REQUIREMENT
Make an exact copy of all the entries, with the pictures left out.

[Dataset rows]
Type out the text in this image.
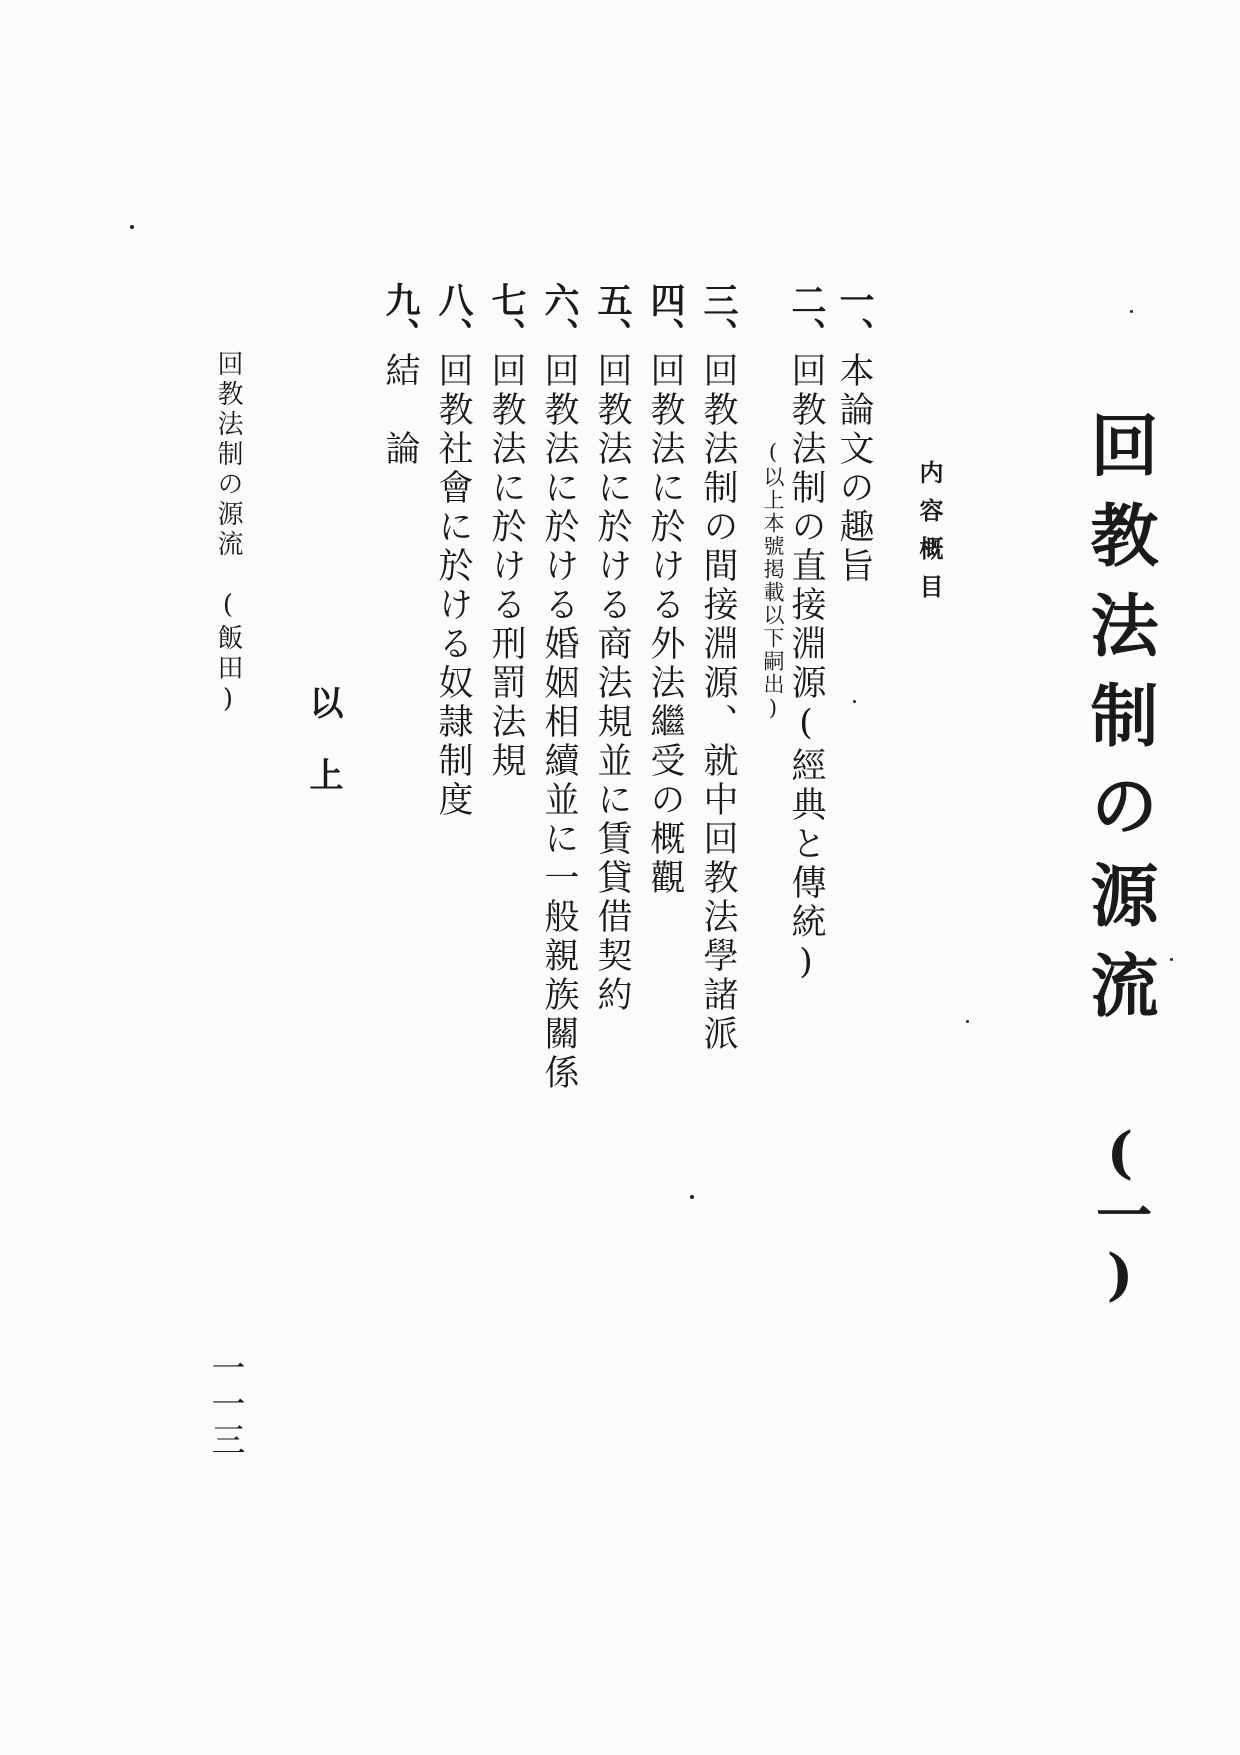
回教法制の源流
(一)
内容概目
一、本論文の趣旨
二、回教法制の直接淵源(經典と傳統)
(以上本號掲載以下嗣出)
三、回教法制の間接淵源、就中回教法學諸派
四、回教法に於ける外法繼受の概觀
五、回教法に於ける商法規並に賃貸借契約
六、回教法に於ける婚姻相續並に一般親族關係
七、回教法に於ける刑罰法規
八、回教社會に於ける奴隷制度
九、結　論
以上
回教法制の源流　(飯田)
一一三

SOLUTION BELOW
Type out the text in this image.
回教法制の源流
(一)
内容概目
一、本論文の趣旨
二、回教法制の直接淵源(經典と傳統)
(以上本號掲載以下嗣出)
三、回教法制の間接淵源、就中回教法學諸派
四、回教法に於ける外法繼受の概觀
五、回教法に於ける商法規並に賃貸借契約
六、回教法に於ける婚姻相續並に一般親族關係
七、回教法に於ける刑罰法規
八、回教社會に於ける奴隷制度
九、結　論
以上
回教法制の源流　(飯田)
一一三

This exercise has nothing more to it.